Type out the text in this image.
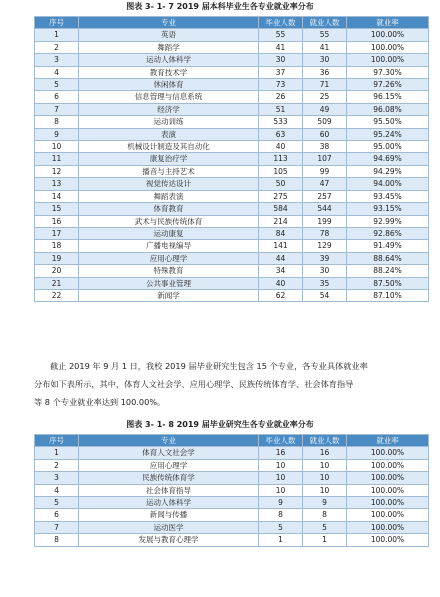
图表 3- 1- 7 2019 届本科毕业生各专业就业率分布
序号	专业	毕业人数	就业人数	就业率
1	英语	55	55	100.00%
2	舞蹈学	41	41	100.00%
3	运动人体科学	30	30	100.00%
4	教育技术学	37	36	97.30%
5	休闲体育	73	71	97.26%
6	信息管理与信息系统	26	25	96.15%
7	经济学	51	49	96.08%
8	运动训练	533	509	95.50%
9	表演	63	60	95.24%
10	机械设计制造及其自动化	40	38	95.00%
11	康复治疗学	113	107	94.69%
12	播音与主持艺术	105	99	94.29%
13	视觉传达设计	50	47	94.00%
14	舞蹈表演	275	257	93.45%
15	体育教育	584	544	93.15%
16	武术与民族传统体育	214	199	92.99%
17	运动康复	84	78	92.86%
18	广播电视编导	141	129	91.49%
19	应用心理学	44	39	88.64%
20	特殊教育	34	30	88.24%
21	公共事业管理	40	35	87.50%
22	新闻学	62	54	87.10%

截止 2019 年 9 月 1 日，我校 2019 届毕业研究生包含 15 个专业，各专业具体就业率

分布如下表所示，其中，体育人文社会学、应用心理学、民族传统体育学、社会体育指导

等 8 个专业就业率达到 100.00%。

图表 3- 1- 8 2019 届毕业研究生各专业就业率分布
序号	专业	毕业人数	就业人数	就业率
1	体育人文社会学	16	16	100.00%
2	应用心理学	10	10	100.00%
3	民族传统体育学	10	10	100.00%
4	社会体育指导	10	10	100.00%
5	运动人体科学	9	9	100.00%
6	新闻与传播	8	8	100.00%
7	运动医学	5	5	100.00%
8	发展与教育心理学	1	1	100.00%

(TASK STATEMENT) Pick out the lines that include the word "运动人体科学" and write them out.

(ANSWER BELOW)
3	运动人体科学	30	30	100.00%
5	运动人体科学	9	9	100.00%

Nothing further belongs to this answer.